* _Task_:
Repeat the lines that follow, leaving nothing out.

* _Data to process_:

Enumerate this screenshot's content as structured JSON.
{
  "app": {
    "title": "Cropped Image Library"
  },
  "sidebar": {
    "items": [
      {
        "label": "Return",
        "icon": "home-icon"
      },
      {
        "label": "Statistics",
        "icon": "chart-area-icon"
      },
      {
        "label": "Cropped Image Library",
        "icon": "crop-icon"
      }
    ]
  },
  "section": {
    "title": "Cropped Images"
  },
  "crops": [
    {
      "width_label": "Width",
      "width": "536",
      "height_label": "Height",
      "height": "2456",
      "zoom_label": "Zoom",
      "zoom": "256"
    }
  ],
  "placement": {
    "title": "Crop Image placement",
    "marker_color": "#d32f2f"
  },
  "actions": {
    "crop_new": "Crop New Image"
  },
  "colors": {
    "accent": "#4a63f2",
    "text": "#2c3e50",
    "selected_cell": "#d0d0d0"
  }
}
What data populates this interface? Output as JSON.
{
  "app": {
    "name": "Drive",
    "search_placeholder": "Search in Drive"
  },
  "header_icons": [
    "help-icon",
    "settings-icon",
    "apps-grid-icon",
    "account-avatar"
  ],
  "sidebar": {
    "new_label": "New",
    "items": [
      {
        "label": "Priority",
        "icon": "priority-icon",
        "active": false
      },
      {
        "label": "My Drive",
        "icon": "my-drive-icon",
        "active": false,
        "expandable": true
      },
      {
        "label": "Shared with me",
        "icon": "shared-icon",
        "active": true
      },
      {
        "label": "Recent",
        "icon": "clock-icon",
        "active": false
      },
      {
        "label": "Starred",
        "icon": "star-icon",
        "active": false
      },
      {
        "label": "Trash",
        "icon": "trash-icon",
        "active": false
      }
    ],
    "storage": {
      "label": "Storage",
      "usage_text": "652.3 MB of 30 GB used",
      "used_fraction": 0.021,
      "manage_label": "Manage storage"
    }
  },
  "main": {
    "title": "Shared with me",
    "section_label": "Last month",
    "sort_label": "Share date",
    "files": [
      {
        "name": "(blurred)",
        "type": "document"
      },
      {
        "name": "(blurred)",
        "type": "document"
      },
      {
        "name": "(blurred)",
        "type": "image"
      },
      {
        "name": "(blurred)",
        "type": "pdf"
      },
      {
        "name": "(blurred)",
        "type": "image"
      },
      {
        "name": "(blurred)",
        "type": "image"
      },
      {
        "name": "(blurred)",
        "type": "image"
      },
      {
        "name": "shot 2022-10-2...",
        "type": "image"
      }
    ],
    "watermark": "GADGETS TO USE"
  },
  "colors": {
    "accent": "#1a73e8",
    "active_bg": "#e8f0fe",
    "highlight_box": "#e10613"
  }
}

* _Expected answer_:
Enumerate this screenshot's content as structured JSON.
{
  "app": {
    "title": "Cropped Image Library"
  },
  "sidebar": {
    "items": [
      {
        "label": "Return",
        "icon": "home-icon"
      },
      {
        "label": "Statistics",
        "icon": "chart-area-icon"
      },
      {
        "label": "Cropped Image Library",
        "icon": "crop-icon"
      }
    ]
  },
  "section": {
    "title": "Cropped Images"
  },
  "crops": [
    {
      "width_label": "Width",
      "width": "536",
      "height_label": "Height",
      "height": "2456",
      "zoom_label": "Zoom",
      "zoom": "256"
    }
  ],
  "placement": {
    "title": "Crop Image placement",
    "marker_color": "#d32f2f"
  },
  "actions": {
    "crop_new": "Crop New Image"
  },
  "colors": {
    "accent": "#4a63f2",
    "text": "#2c3e50",
    "selected_cell": "#d0d0d0"
  }
}
What data populates this interface? Output as JSON.
{
  "app": {
    "name": "Drive",
    "search_placeholder": "Search in Drive"
  },
  "header_icons": [
    "help-icon",
    "settings-icon",
    "apps-grid-icon",
    "account-avatar"
  ],
  "sidebar": {
    "new_label": "New",
    "items": [
      {
        "label": "Priority",
        "icon": "priority-icon",
        "active": false
      },
      {
        "label": "My Drive",
        "icon": "my-drive-icon",
        "active": false,
        "expandable": true
      },
      {
        "label": "Shared with me",
        "icon": "shared-icon",
        "active": true
      },
      {
        "label": "Recent",
        "icon": "clock-icon",
        "active": false
      },
      {
        "label": "Starred",
        "icon": "star-icon",
        "active": false
      },
      {
        "label": "Trash",
        "icon": "trash-icon",
        "active": false
      }
    ],
    "storage": {
      "label": "Storage",
      "usage_text": "652.3 MB of 30 GB used",
      "used_fraction": 0.021,
      "manage_label": "Manage storage"
    }
  },
  "main": {
    "title": "Shared with me",
    "section_label": "Last month",
    "sort_label": "Share date",
    "files": [
      {
        "name": "(blurred)",
        "type": "document"
      },
      {
        "name": "(blurred)",
        "type": "document"
      },
      {
        "name": "(blurred)",
        "type": "image"
      },
      {
        "name": "(blurred)",
        "type": "pdf"
      },
      {
        "name": "(blurred)",
        "type": "image"
      },
      {
        "name": "(blurred)",
        "type": "image"
      },
      {
        "name": "(blurred)",
        "type": "image"
      },
      {
        "name": "shot 2022-10-2...",
        "type": "image"
      }
    ],
    "watermark": "GADGETS TO USE"
  },
  "colors": {
    "accent": "#1a73e8",
    "active_bg": "#e8f0fe",
    "highlight_box": "#e10613"
  }
}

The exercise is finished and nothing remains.